● REQUIREMENT: For each line below that includes the word "нужно", make a copy.

● RECORDS FOR THIS TASK:
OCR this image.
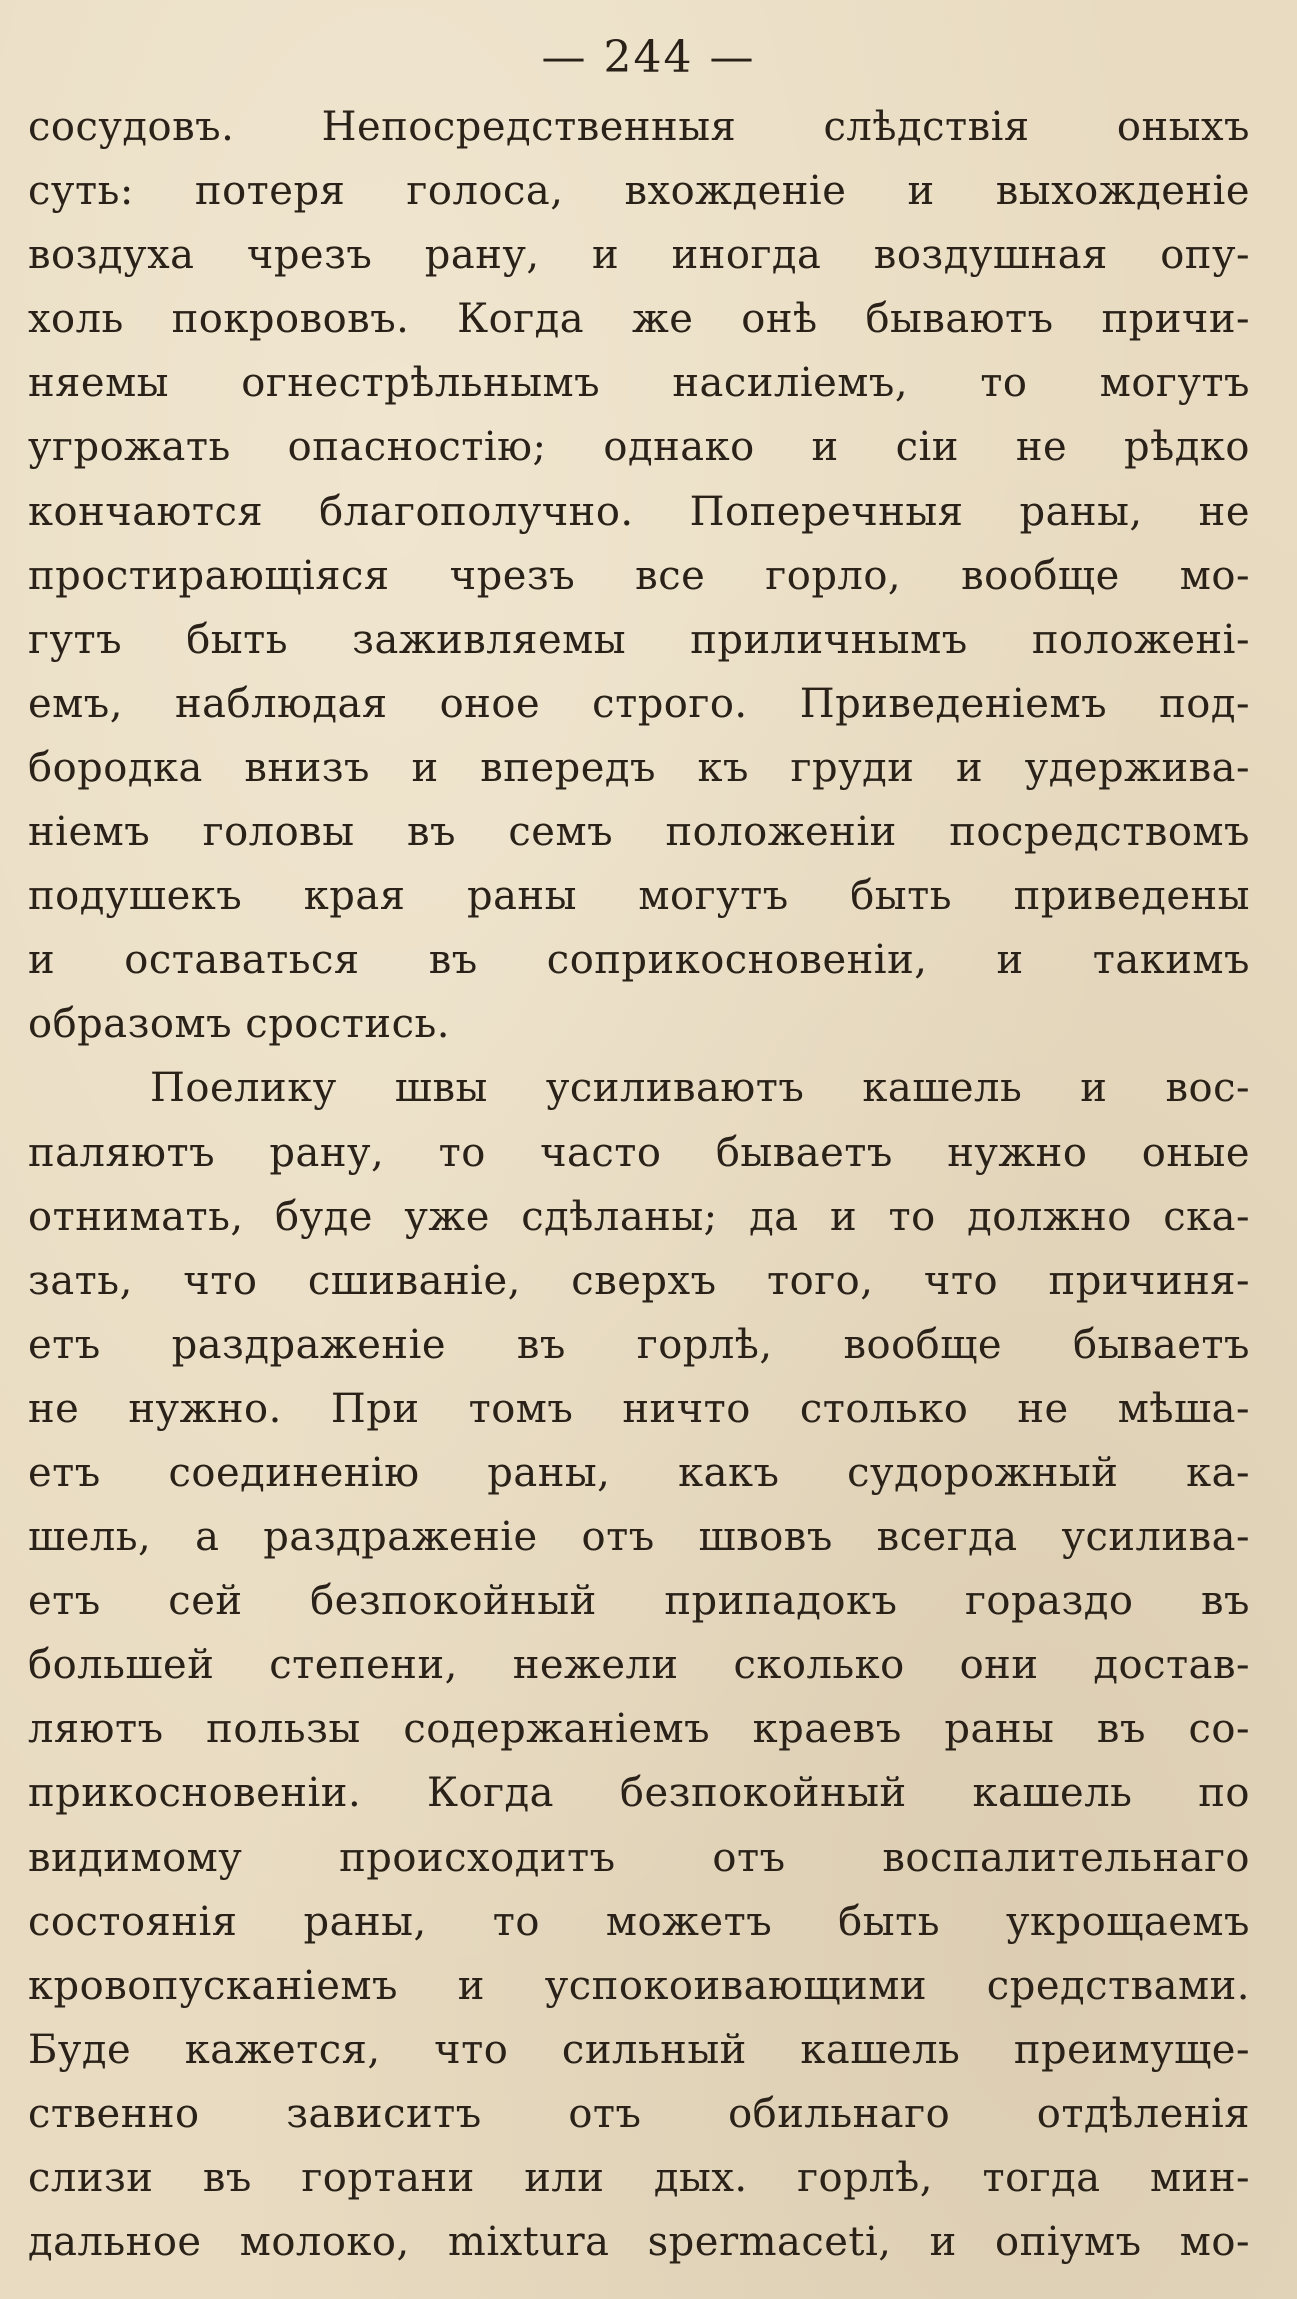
— 244 —
сосудовъ. Непосредственныя слѣдствiя оныхъ
суть: потеря голоса, вхожденiе и выхожденiе
воздуха чрезъ рану, и иногда воздушная опу-
холь покрововъ. Когда же онѣ бываютъ причи-
няемы огнестрѣльнымъ насилiемъ, то могутъ
угрожать опасностiю; однако и сiи не рѣдко
кончаются благополучно. Поперечныя раны, не
простирающiяся чрезъ все горло, вообще мо-
гутъ быть заживляемы приличнымъ положенi-
емъ, наблюдая оное строго. Приведенiемъ под-
бородка внизъ и впередъ къ груди и удержива-
нiемъ головы въ семъ положенiи посредствомъ
подушекъ края раны могутъ быть приведены
и оставаться въ соприкосновенiи, и такимъ
образомъ сростись.
Поелику швы усиливаютъ кашель и вос-
паляютъ рану, то часто бываетъ нужно оные
отнимать, буде уже сдѣланы; да и то должно ска-
зать, что сшиванiе, сверхъ того, что причиня-
етъ раздраженiе въ горлѣ, вообще бываетъ
не нужно. При томъ ничто столько не мѣша-
етъ соединенiю раны, какъ судорожный ка-
шель, а раздраженiе отъ швовъ всегда усилива-
етъ сей безпокойный припадокъ гораздо въ
большей степени, нежели сколько они достав-
ляютъ пользы содержанiемъ краевъ раны въ со-
прикосновенiи. Когда безпокойный кашель по
видимому происходитъ отъ воспалительнаго
состоянiя раны, то можетъ быть укрощаемъ
кровопусканiемъ и успокоивающими средствами.
Буде кажется, что сильный кашель преимуще-
ственно зависитъ отъ обильнаго отдѣленiя
слизи въ гортани или дых. горлѣ, тогда мин-
дальное молоко, mixtura spermaceti, и опiумъ мо-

● SOLUTION FOR THIS EXERCISE:
паляютъ рану, то часто бываетъ нужно оные
не нужно. При томъ ничто столько не мѣша-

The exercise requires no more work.